=== DATA FOR THIS EXERCISE ===
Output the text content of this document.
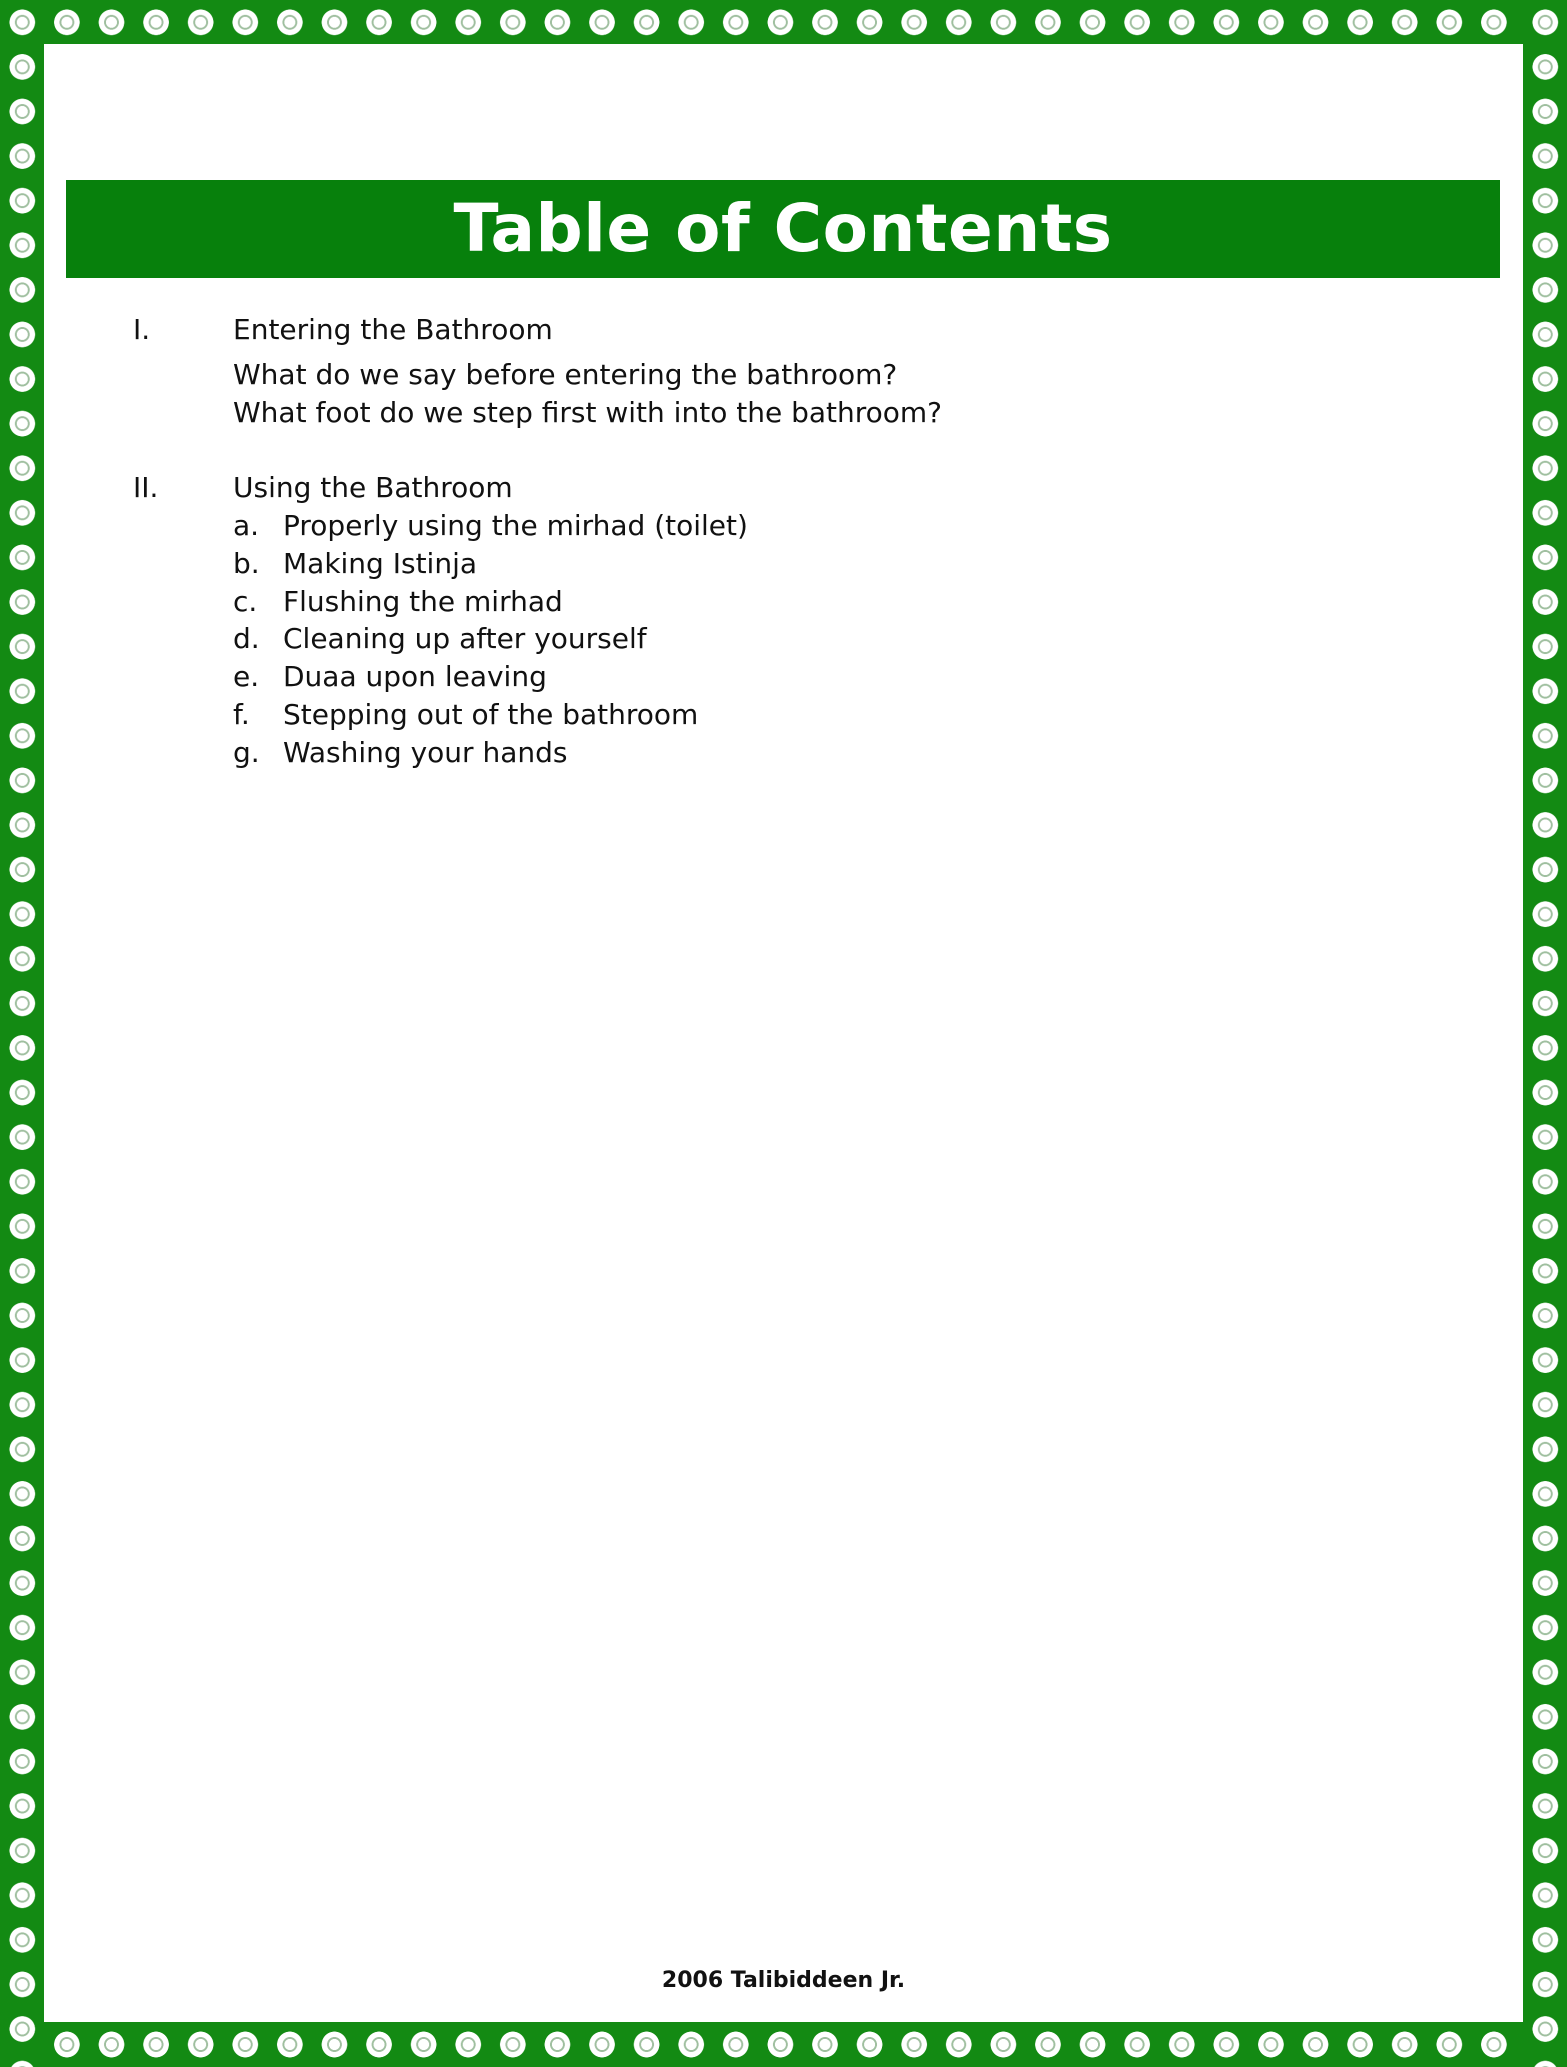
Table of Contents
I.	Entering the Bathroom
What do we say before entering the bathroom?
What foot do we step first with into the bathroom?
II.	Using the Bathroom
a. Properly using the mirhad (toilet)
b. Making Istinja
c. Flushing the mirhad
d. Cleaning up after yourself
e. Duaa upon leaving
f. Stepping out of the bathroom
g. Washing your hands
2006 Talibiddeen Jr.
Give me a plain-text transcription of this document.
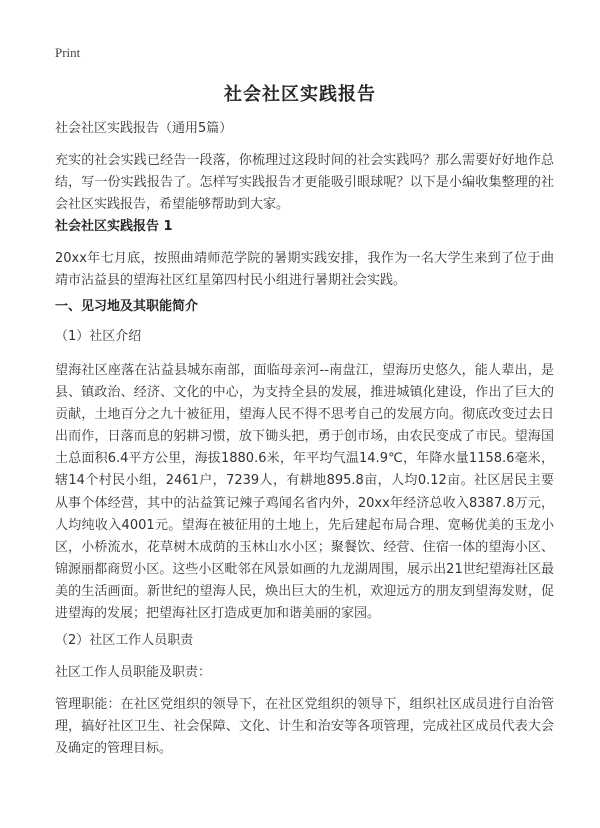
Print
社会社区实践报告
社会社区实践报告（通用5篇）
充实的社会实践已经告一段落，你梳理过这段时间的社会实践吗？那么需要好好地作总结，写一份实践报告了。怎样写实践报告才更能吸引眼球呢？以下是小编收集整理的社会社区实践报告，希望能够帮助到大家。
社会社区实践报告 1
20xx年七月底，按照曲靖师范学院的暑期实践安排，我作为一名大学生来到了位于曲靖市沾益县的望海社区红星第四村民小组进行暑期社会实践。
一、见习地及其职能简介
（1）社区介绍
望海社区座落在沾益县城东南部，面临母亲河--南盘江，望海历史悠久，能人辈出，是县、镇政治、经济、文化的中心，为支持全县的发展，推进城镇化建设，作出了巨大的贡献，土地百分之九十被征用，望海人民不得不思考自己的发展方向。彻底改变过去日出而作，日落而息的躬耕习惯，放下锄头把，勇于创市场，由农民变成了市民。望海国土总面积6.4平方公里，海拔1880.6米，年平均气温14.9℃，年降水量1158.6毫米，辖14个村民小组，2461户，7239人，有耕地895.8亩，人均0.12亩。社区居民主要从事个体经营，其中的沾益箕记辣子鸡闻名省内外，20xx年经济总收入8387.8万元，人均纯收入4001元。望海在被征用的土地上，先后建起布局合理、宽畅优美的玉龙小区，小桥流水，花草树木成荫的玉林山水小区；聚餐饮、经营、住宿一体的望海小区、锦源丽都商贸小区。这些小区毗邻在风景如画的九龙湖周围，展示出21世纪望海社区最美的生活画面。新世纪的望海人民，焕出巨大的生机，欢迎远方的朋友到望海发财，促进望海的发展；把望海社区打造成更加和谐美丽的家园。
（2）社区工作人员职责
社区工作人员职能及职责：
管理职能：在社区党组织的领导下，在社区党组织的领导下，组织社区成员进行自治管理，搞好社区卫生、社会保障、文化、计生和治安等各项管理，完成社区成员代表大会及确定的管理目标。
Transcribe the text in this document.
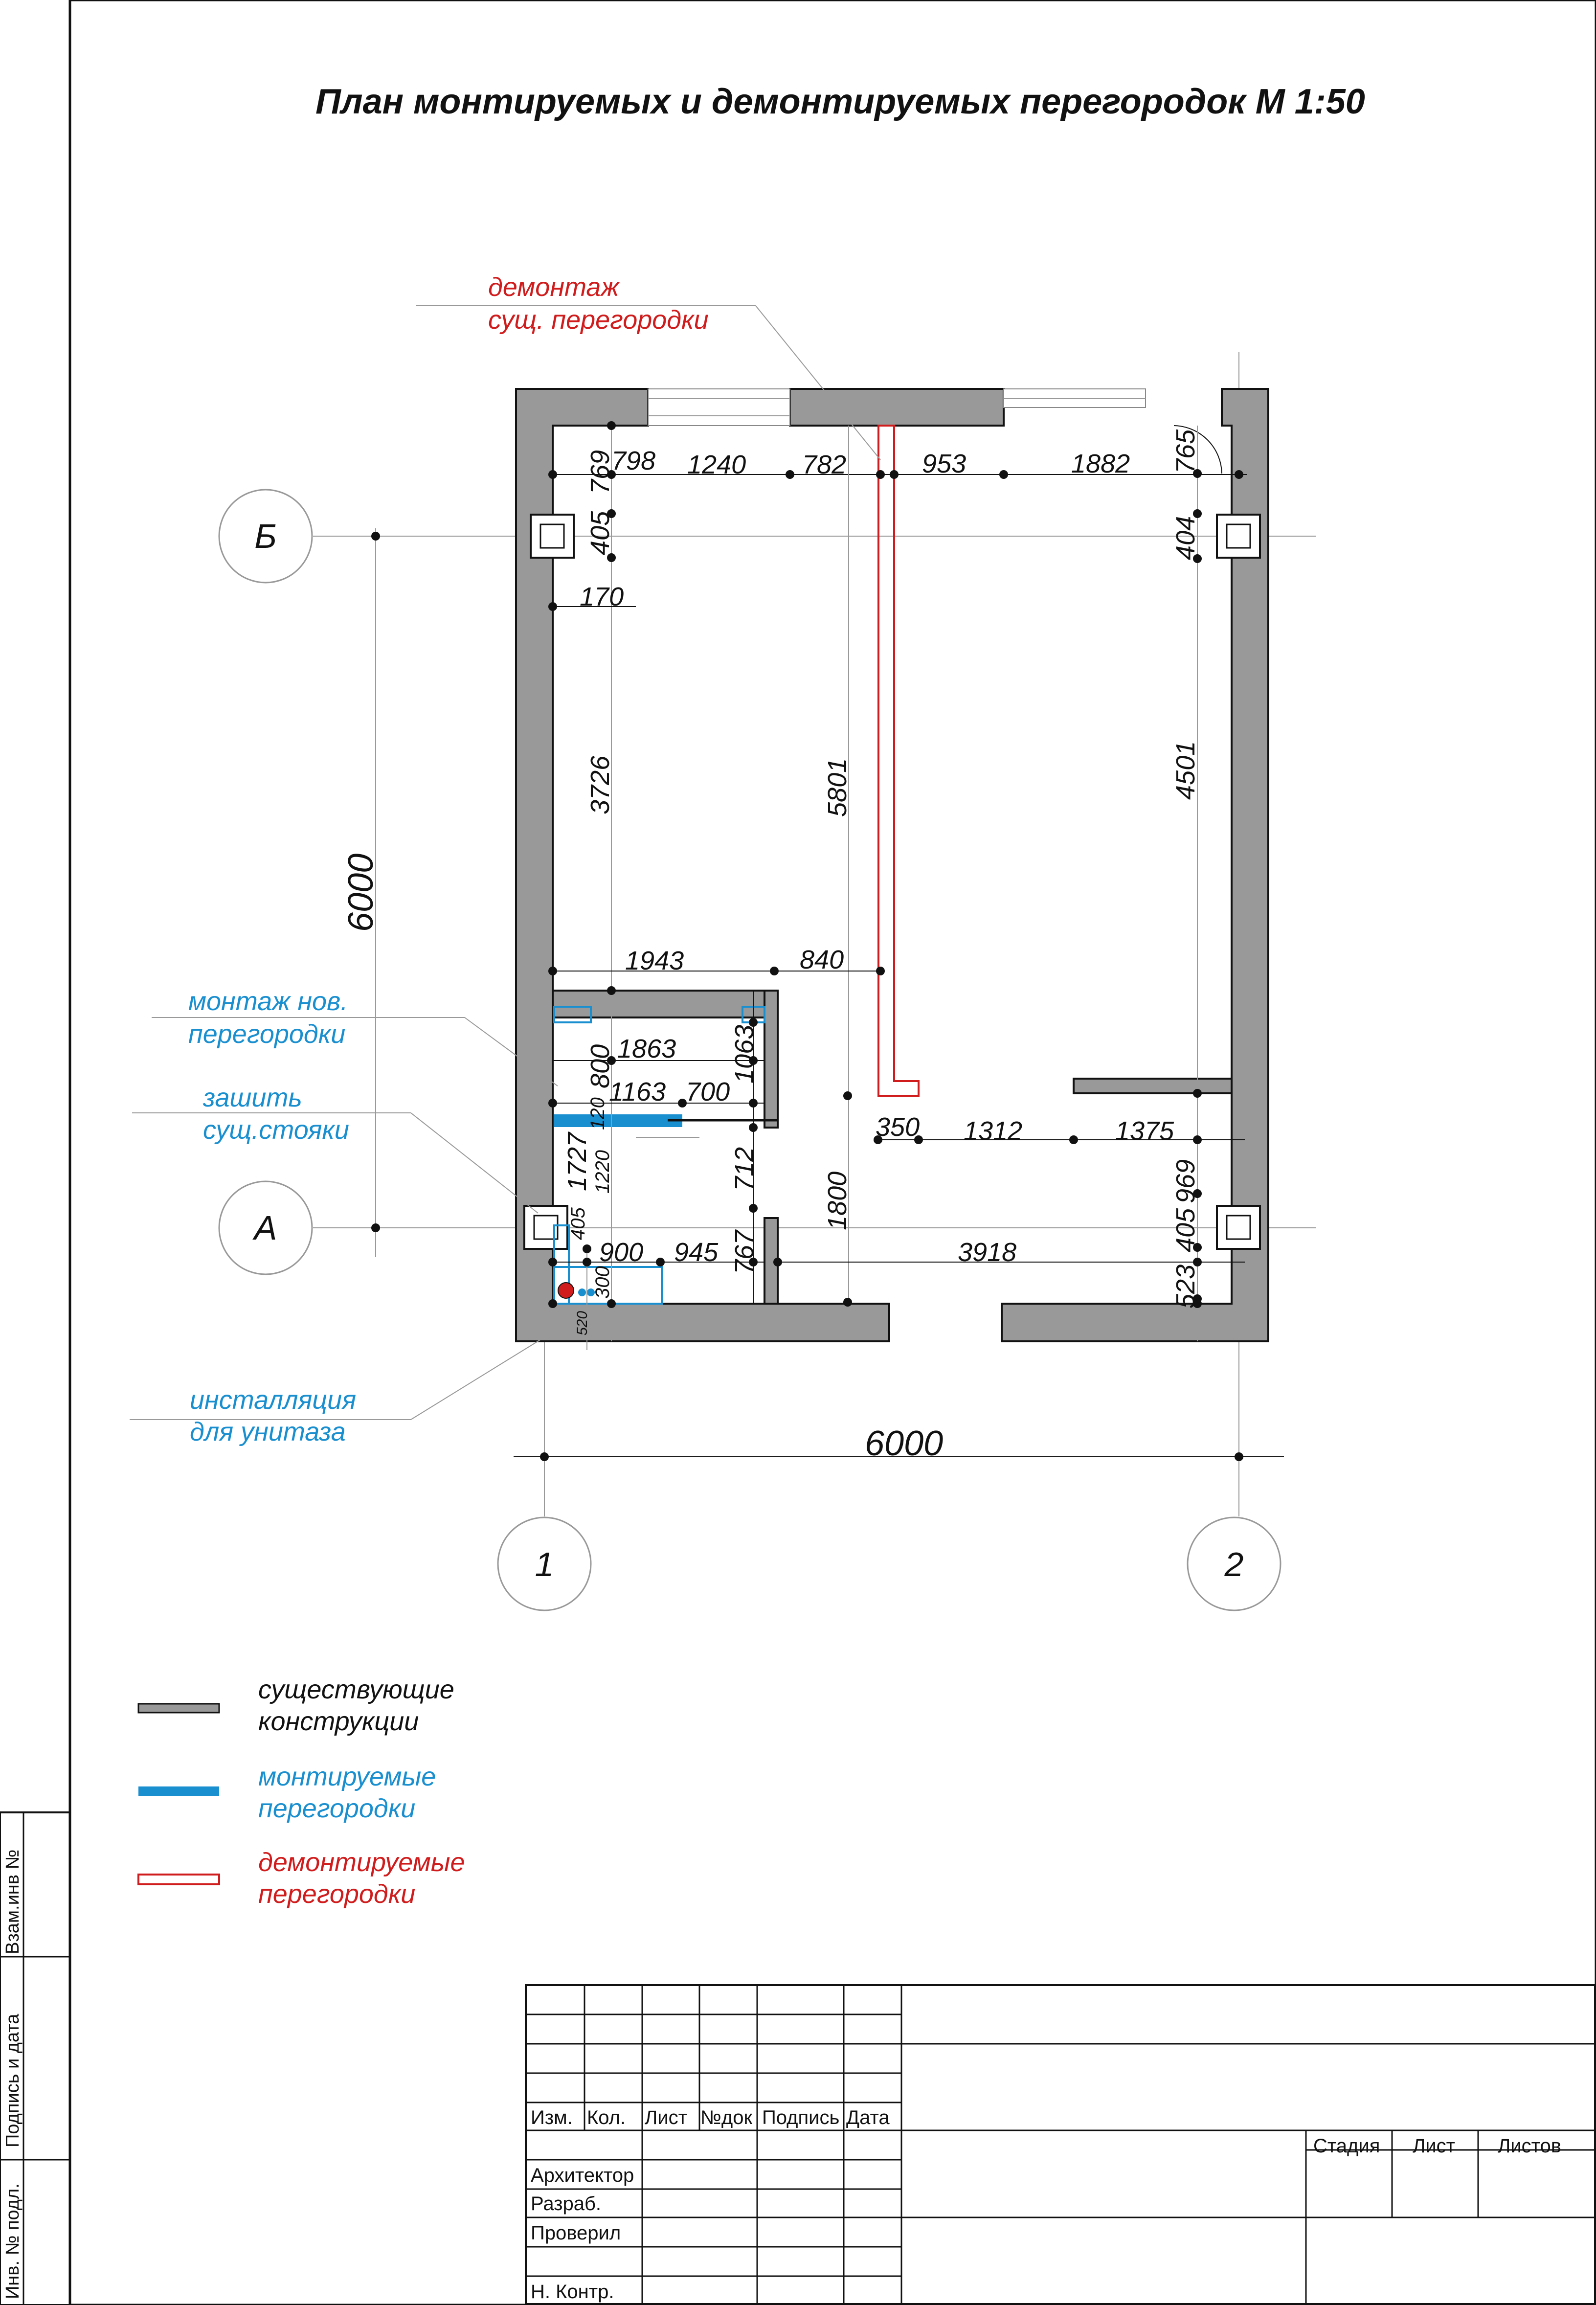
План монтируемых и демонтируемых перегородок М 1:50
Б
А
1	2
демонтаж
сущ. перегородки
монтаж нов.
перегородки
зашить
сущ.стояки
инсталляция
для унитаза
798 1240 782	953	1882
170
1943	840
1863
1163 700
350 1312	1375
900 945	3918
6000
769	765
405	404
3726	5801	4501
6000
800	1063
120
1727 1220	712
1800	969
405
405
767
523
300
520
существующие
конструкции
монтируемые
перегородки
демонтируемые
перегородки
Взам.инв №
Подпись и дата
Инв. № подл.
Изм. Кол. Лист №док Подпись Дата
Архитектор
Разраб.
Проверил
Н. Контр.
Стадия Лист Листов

=== STATED GOAL ===
In the data above, find the line containing "Give me a plain-text"; from there, please write out each line through the end, exactly, with the pictures omitted.

=== THE REPLY ===
Give me a plain-text transcription of this document.
Print
社会社区实践报告
社会社区实践报告（通用5篇）
充实的社会实践已经告一段落，你梳理过这段时间的社会实践吗？那么需要好好地作总结，写一份实践报告了。怎样写实践报告才更能吸引眼球呢？以下是小编收集整理的社会社区实践报告，希望能够帮助到大家。
社会社区实践报告 1
20xx年七月底，按照曲靖师范学院的暑期实践安排，我作为一名大学生来到了位于曲靖市沾益县的望海社区红星第四村民小组进行暑期社会实践。
一、见习地及其职能简介
（1）社区介绍
望海社区座落在沾益县城东南部，面临母亲河--南盘江，望海历史悠久，能人辈出，是县、镇政治、经济、文化的中心，为支持全县的发展，推进城镇化建设，作出了巨大的贡献，土地百分之九十被征用，望海人民不得不思考自己的发展方向。彻底改变过去日出而作，日落而息的躬耕习惯，放下锄头把，勇于创市场，由农民变成了市民。望海国土总面积6.4平方公里，海拔1880.6米，年平均气温14.9℃，年降水量1158.6毫米，辖14个村民小组，2461户，7239人，有耕地895.8亩，人均0.12亩。社区居民主要从事个体经营，其中的沾益箕记辣子鸡闻名省内外，20xx年经济总收入8387.8万元，人均纯收入4001元。望海在被征用的土地上，先后建起布局合理、宽畅优美的玉龙小区，小桥流水，花草树木成荫的玉林山水小区；聚餐饮、经营、住宿一体的望海小区、锦源丽都商贸小区。这些小区毗邻在风景如画的九龙湖周围，展示出21世纪望海社区最美的生活画面。新世纪的望海人民，焕出巨大的生机，欢迎远方的朋友到望海发财，促进望海的发展；把望海社区打造成更加和谐美丽的家园。
（2）社区工作人员职责
社区工作人员职能及职责：
管理职能：在社区党组织的领导下，在社区党组织的领导下，组织社区成员进行自治管理，搞好社区卫生、社会保障、文化、计生和治安等各项管理，完成社区成员代表大会及确定的管理目标。
Transcribe the text in this document.
План монтируемых и демонтируемых перегородок М 1:50
Б
А
1	2
демонтаж
сущ. перегородки
монтаж нов.
перегородки
зашить
сущ.стояки
инсталляция
для унитаза
798 1240 782	953	1882
170
1943	840
1863
1163 700
350 1312	1375
900 945	3918
6000
769	765
405	404
3726	5801	4501
6000
800	1063
120
1727 1220	712
1800	969
405
405
767
523
300
520
существующие
конструкции
монтируемые
перегородки
демонтируемые
перегородки
Взам.инв №
Подпись и дата
Инв. № подл.
Изм. Кол. Лист №док Подпись Дата
Архитектор
Разраб.
Проверил
Н. Контр.
Стадия Лист Листов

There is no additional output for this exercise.